BEGIN Supplied material

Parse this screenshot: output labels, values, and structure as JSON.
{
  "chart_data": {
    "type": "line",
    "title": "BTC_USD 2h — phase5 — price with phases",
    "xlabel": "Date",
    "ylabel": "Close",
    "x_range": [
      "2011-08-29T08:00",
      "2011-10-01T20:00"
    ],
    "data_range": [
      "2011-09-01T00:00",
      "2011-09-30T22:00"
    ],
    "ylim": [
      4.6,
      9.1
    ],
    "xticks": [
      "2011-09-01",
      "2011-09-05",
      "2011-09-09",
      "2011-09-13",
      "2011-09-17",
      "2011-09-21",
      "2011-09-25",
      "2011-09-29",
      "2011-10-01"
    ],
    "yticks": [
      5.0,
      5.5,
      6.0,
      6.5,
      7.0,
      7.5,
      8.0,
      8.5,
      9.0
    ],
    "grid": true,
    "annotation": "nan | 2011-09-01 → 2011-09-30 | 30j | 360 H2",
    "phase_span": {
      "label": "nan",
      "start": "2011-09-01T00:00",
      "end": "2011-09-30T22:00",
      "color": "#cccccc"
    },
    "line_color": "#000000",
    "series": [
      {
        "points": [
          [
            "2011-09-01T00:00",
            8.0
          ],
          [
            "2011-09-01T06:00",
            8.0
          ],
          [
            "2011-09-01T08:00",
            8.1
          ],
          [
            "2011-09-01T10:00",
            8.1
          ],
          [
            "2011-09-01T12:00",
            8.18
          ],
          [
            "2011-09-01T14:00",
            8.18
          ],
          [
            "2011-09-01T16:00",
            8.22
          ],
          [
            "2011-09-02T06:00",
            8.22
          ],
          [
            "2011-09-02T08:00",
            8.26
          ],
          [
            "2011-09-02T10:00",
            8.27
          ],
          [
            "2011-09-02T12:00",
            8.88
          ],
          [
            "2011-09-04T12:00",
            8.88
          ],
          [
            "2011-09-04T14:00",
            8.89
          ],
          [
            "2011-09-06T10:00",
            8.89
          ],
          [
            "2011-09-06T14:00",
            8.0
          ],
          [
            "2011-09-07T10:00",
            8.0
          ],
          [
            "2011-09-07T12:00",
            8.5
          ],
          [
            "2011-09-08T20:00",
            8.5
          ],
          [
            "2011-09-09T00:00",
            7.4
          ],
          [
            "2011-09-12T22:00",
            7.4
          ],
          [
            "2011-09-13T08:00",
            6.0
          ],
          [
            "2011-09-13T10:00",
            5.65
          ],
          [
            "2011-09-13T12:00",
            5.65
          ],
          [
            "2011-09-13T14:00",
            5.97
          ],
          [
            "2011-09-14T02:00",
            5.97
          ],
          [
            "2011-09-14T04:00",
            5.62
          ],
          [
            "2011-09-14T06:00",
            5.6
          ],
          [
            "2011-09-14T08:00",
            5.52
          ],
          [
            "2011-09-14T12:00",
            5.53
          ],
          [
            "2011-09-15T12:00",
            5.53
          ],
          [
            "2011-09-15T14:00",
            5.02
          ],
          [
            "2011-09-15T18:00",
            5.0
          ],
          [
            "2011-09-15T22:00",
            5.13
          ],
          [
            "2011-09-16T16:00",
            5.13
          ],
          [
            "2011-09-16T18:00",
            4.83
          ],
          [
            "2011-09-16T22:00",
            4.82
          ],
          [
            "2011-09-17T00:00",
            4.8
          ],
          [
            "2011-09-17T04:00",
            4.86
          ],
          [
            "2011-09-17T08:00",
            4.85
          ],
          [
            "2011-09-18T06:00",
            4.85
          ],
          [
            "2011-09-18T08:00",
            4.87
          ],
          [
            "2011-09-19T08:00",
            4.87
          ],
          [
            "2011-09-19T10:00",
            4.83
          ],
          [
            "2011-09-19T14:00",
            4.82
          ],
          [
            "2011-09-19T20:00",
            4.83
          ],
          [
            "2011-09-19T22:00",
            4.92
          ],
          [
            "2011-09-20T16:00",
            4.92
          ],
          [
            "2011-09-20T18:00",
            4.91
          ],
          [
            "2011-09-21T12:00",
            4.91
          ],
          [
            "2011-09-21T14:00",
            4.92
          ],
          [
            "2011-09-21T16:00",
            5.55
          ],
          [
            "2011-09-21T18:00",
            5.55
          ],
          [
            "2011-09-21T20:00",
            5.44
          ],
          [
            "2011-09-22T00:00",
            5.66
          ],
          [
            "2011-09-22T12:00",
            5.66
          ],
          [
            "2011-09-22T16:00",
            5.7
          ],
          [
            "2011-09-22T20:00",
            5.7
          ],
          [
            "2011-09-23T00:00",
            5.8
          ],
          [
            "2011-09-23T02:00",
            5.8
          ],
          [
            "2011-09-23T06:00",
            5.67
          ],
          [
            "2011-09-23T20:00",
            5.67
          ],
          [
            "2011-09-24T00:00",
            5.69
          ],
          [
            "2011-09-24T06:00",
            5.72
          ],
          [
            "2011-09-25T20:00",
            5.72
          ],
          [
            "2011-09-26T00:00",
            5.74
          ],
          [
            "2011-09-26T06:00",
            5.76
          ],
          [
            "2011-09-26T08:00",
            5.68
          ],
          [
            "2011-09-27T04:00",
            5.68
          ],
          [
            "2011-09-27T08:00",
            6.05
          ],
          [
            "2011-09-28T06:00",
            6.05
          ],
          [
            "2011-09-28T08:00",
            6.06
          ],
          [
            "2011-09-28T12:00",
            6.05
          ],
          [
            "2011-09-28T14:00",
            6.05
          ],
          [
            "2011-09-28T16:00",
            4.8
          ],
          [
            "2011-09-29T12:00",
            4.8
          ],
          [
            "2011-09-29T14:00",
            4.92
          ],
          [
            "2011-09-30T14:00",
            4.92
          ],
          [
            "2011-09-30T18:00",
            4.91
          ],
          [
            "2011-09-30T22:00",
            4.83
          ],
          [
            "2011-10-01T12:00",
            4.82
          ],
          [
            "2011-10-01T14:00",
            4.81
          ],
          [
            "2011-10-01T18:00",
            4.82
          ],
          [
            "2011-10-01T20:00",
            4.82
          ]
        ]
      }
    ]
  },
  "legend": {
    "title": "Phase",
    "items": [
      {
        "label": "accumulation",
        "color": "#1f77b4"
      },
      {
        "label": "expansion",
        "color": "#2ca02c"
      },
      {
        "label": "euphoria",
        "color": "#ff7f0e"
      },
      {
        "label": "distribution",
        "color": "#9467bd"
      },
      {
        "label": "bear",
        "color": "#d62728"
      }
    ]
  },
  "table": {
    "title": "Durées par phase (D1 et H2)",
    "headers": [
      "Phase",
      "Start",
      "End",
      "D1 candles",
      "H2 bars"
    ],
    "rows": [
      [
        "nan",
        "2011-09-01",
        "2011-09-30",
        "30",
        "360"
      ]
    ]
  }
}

END Supplied material

Of the lines in the material above, state how many contain the string "title"; give no other text.

3